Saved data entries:
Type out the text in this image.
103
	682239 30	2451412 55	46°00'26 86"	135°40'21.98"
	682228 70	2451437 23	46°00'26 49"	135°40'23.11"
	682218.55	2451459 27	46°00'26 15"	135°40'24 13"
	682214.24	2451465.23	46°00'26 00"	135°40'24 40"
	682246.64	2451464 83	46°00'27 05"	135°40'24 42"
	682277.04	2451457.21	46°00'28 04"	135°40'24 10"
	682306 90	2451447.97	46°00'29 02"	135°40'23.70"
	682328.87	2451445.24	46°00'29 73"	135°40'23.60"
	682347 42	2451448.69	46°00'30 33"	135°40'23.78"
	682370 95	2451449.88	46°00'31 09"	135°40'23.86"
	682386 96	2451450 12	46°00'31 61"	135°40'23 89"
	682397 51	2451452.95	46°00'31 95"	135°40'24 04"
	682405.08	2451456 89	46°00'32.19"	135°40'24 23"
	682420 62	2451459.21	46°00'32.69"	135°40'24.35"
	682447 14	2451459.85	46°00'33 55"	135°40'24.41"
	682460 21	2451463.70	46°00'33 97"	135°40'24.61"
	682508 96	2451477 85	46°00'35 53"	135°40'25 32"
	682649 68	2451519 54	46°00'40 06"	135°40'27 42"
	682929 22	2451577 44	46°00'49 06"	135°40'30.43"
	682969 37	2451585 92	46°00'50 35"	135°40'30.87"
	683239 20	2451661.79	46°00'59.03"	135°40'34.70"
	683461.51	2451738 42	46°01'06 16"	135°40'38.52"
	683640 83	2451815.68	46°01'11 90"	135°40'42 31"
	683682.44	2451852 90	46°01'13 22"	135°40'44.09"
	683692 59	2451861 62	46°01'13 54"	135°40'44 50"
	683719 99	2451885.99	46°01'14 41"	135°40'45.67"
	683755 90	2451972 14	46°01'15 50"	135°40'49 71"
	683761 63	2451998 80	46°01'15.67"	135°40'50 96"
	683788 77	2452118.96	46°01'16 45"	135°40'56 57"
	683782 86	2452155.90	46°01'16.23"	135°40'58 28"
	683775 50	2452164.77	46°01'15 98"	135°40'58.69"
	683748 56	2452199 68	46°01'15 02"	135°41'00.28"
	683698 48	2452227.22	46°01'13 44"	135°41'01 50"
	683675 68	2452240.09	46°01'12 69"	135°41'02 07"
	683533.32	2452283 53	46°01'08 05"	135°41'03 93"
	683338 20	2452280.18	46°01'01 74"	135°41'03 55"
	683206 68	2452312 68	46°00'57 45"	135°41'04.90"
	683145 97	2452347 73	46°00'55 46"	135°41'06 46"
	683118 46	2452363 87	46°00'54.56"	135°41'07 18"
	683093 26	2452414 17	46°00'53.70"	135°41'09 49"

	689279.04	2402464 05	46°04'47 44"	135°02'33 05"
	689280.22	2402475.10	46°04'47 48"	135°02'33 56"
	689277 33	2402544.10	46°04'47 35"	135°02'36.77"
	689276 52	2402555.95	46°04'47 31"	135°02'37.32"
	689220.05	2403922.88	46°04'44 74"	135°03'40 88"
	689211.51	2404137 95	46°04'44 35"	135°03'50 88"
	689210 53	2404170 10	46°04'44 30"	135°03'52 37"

• [What needs to be done]:
Word for word, write out all of the data above.

• [Exercise response]:
Type out the text in this image.
103
	682239 30	2451412 55	46°00'26 86"	135°40'21.98"
	682228 70	2451437 23	46°00'26 49"	135°40'23.11"
	682218.55	2451459 27	46°00'26 15"	135°40'24 13"
	682214.24	2451465.23	46°00'26 00"	135°40'24 40"
	682246.64	2451464 83	46°00'27 05"	135°40'24 42"
	682277.04	2451457.21	46°00'28 04"	135°40'24 10"
	682306 90	2451447.97	46°00'29 02"	135°40'23.70"
	682328.87	2451445.24	46°00'29 73"	135°40'23.60"
	682347 42	2451448.69	46°00'30 33"	135°40'23.78"
	682370 95	2451449.88	46°00'31 09"	135°40'23.86"
	682386 96	2451450 12	46°00'31 61"	135°40'23 89"
	682397 51	2451452.95	46°00'31 95"	135°40'24 04"
	682405.08	2451456 89	46°00'32.19"	135°40'24 23"
	682420 62	2451459.21	46°00'32.69"	135°40'24.35"
	682447 14	2451459.85	46°00'33 55"	135°40'24.41"
	682460 21	2451463.70	46°00'33 97"	135°40'24.61"
	682508 96	2451477 85	46°00'35 53"	135°40'25 32"
	682649 68	2451519 54	46°00'40 06"	135°40'27 42"
	682929 22	2451577 44	46°00'49 06"	135°40'30.43"
	682969 37	2451585 92	46°00'50 35"	135°40'30.87"
	683239 20	2451661.79	46°00'59.03"	135°40'34.70"
	683461.51	2451738 42	46°01'06 16"	135°40'38.52"
	683640 83	2451815.68	46°01'11 90"	135°40'42 31"
	683682.44	2451852 90	46°01'13 22"	135°40'44.09"
	683692 59	2451861 62	46°01'13 54"	135°40'44 50"
	683719 99	2451885.99	46°01'14 41"	135°40'45.67"
	683755 90	2451972 14	46°01'15 50"	135°40'49 71"
	683761 63	2451998 80	46°01'15.67"	135°40'50 96"
	683788 77	2452118.96	46°01'16 45"	135°40'56 57"
	683782 86	2452155.90	46°01'16.23"	135°40'58 28"
	683775 50	2452164.77	46°01'15 98"	135°40'58.69"
	683748 56	2452199 68	46°01'15 02"	135°41'00.28"
	683698 48	2452227.22	46°01'13 44"	135°41'01 50"
	683675 68	2452240.09	46°01'12 69"	135°41'02 07"
	683533.32	2452283 53	46°01'08 05"	135°41'03 93"
	683338 20	2452280.18	46°01'01 74"	135°41'03 55"
	683206 68	2452312 68	46°00'57 45"	135°41'04.90"
	683145 97	2452347 73	46°00'55 46"	135°41'06 46"
	683118 46	2452363 87	46°00'54.56"	135°41'07 18"
	683093 26	2452414 17	46°00'53.70"	135°41'09 49"

	689279.04	2402464 05	46°04'47 44"	135°02'33 05"
	689280.22	2402475.10	46°04'47 48"	135°02'33 56"
	689277 33	2402544.10	46°04'47 35"	135°02'36.77"
	689276 52	2402555.95	46°04'47 31"	135°02'37.32"
	689220.05	2403922.88	46°04'44 74"	135°03'40 88"
	689211.51	2404137 95	46°04'44 35"	135°03'50 88"
	689210 53	2404170 10	46°04'44 30"	135°03'52 37"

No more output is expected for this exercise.